> Data shown
*-*-*

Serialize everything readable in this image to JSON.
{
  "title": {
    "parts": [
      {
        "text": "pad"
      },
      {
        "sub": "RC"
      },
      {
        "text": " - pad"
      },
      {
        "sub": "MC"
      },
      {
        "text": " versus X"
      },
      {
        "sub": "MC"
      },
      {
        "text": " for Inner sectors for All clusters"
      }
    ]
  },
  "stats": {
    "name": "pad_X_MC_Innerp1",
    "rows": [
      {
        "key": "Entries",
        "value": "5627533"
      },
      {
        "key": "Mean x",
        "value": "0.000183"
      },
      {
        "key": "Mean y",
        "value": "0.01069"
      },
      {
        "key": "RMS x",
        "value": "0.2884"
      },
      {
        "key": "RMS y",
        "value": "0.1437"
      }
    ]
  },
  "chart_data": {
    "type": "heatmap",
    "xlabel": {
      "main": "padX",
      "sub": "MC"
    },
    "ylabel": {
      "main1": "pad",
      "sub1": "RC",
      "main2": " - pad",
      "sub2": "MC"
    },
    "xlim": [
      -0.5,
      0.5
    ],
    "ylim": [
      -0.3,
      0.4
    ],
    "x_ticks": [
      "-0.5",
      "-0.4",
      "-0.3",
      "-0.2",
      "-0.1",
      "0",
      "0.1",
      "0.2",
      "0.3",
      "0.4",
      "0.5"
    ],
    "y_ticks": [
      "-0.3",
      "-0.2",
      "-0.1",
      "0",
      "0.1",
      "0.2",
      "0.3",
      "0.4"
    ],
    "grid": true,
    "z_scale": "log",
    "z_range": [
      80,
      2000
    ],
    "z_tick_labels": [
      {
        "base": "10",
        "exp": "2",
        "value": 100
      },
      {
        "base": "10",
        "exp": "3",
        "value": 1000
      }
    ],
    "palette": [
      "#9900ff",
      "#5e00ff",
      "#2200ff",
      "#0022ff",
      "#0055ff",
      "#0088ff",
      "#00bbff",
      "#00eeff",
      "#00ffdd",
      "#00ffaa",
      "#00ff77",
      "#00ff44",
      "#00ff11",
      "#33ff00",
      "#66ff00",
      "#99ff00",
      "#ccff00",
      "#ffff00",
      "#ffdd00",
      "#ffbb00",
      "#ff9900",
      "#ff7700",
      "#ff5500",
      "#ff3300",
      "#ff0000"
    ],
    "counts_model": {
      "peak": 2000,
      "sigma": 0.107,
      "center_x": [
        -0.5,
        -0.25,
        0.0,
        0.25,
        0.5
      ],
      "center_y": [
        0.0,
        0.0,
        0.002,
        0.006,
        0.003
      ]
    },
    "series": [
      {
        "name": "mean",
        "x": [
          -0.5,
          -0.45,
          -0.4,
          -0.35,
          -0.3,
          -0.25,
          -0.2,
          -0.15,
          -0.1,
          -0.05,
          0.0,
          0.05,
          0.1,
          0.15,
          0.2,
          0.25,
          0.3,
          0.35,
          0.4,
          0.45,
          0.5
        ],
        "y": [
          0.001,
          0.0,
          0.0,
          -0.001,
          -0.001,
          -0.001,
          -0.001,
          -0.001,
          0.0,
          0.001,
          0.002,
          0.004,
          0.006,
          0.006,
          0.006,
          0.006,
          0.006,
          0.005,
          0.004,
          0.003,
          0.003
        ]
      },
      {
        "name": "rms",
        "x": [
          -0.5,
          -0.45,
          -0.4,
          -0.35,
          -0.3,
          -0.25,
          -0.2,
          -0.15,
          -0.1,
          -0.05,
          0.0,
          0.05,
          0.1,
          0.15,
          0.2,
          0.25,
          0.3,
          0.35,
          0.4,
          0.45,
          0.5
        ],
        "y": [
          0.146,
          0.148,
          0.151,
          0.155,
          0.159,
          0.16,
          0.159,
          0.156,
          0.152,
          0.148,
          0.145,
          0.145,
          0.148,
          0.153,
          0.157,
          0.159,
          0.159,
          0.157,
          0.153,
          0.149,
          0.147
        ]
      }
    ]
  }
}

*-*-*

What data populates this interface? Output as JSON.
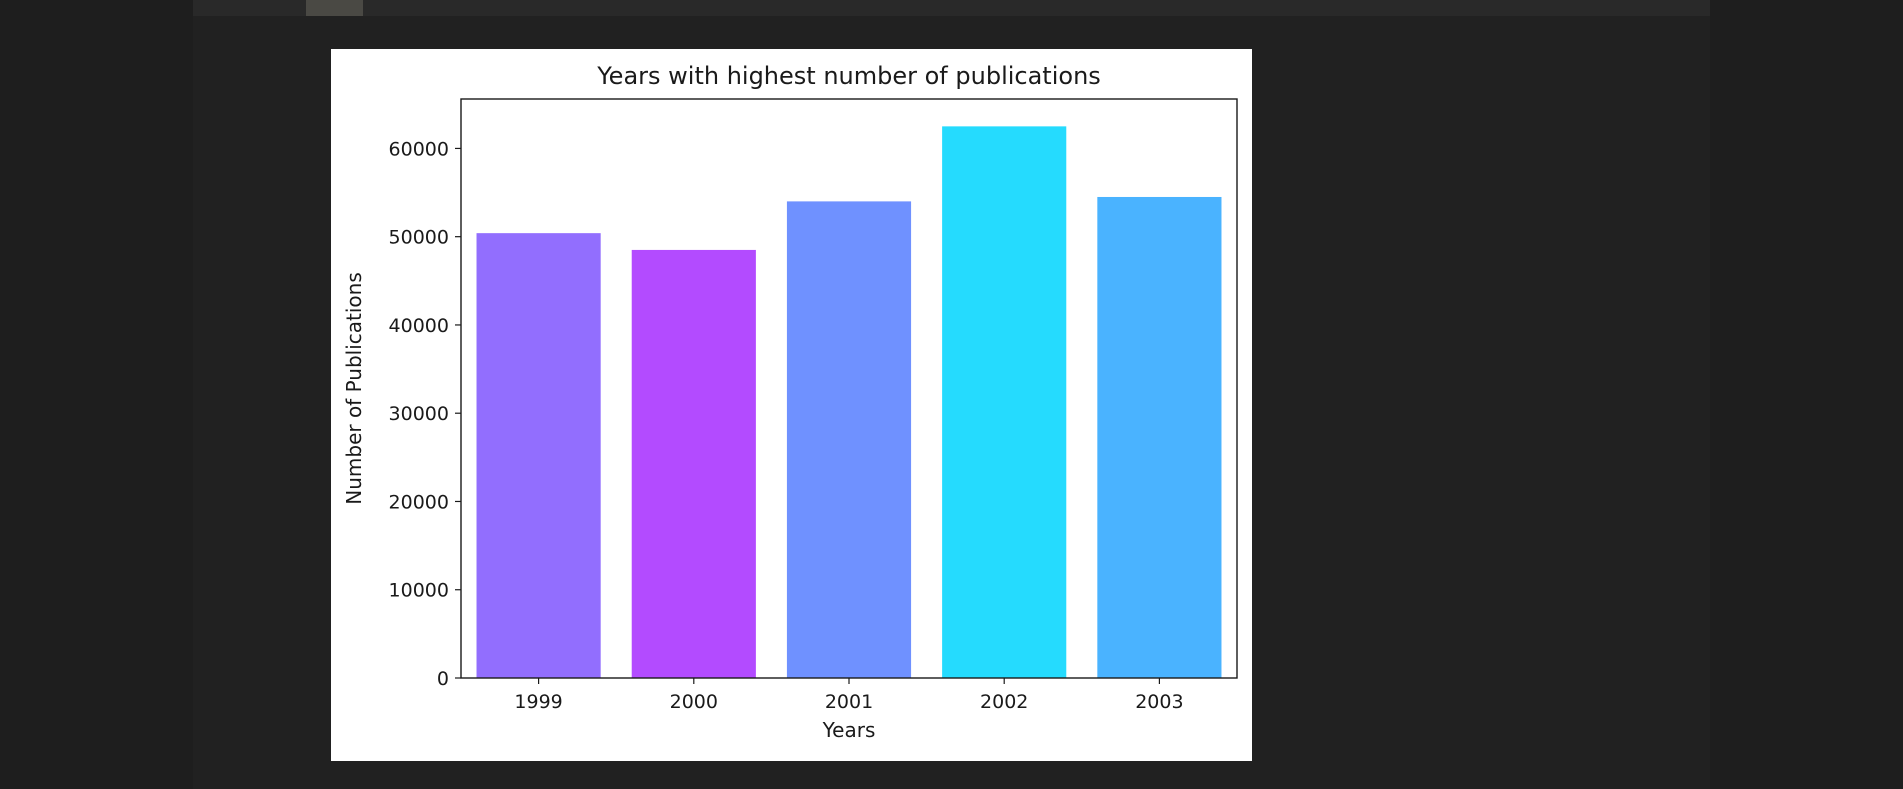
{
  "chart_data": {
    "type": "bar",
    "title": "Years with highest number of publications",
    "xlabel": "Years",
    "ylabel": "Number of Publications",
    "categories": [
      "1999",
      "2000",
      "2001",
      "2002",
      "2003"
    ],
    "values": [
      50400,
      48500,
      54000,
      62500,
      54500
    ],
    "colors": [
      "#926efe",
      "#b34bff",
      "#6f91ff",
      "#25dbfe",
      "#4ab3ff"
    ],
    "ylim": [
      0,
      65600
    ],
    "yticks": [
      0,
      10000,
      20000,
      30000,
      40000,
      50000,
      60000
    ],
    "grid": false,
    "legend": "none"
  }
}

*-*-*

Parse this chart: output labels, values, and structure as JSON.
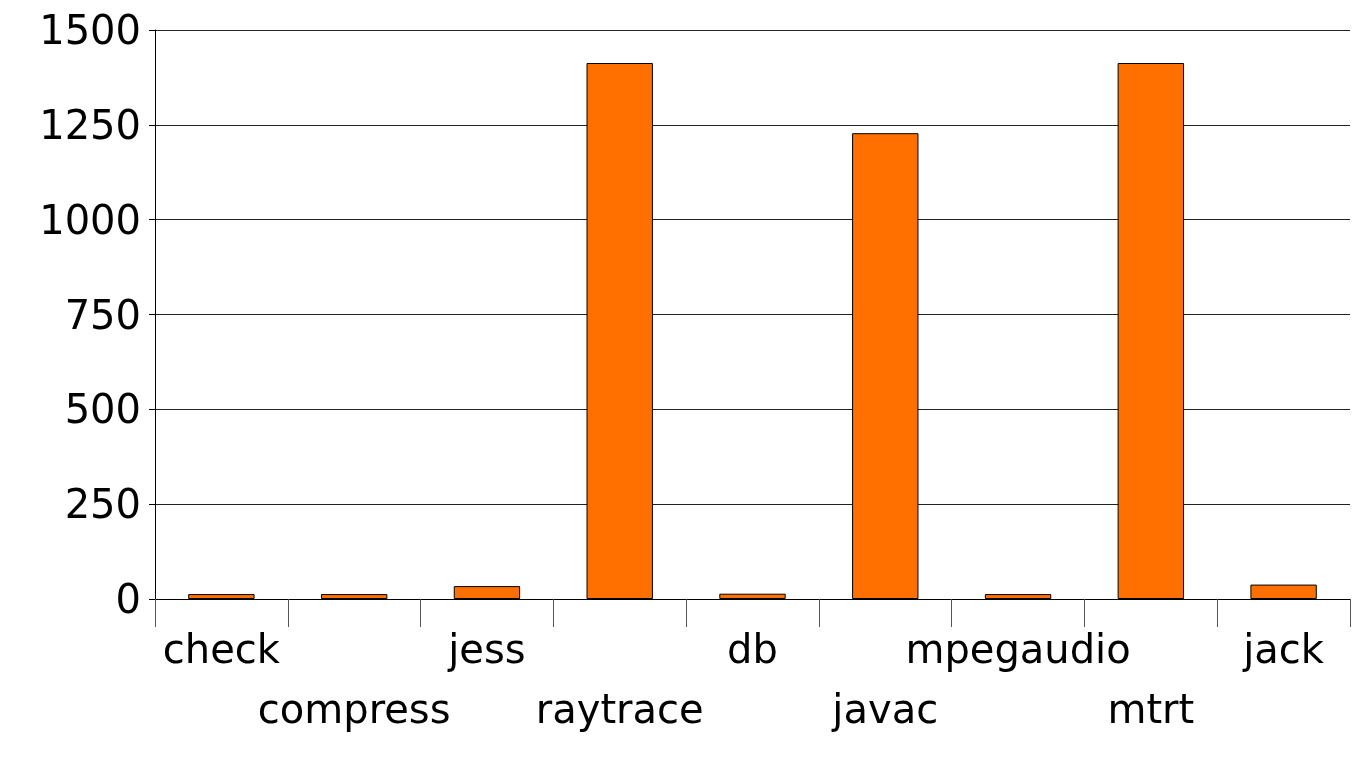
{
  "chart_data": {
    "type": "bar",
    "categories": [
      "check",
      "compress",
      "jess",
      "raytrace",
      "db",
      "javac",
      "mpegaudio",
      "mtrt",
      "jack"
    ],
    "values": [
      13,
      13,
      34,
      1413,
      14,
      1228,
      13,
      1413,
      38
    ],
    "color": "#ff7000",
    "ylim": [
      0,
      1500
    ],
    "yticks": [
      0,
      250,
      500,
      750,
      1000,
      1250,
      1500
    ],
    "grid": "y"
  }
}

*-*-*

> Exercise
Return every line holding the word "JSON" from the records.

> Exercise response
Serialize everything readable in this image to JSON.
What data populates this interface? Output as JSON.
Parse this chart: output labels, values, and structure as JSON.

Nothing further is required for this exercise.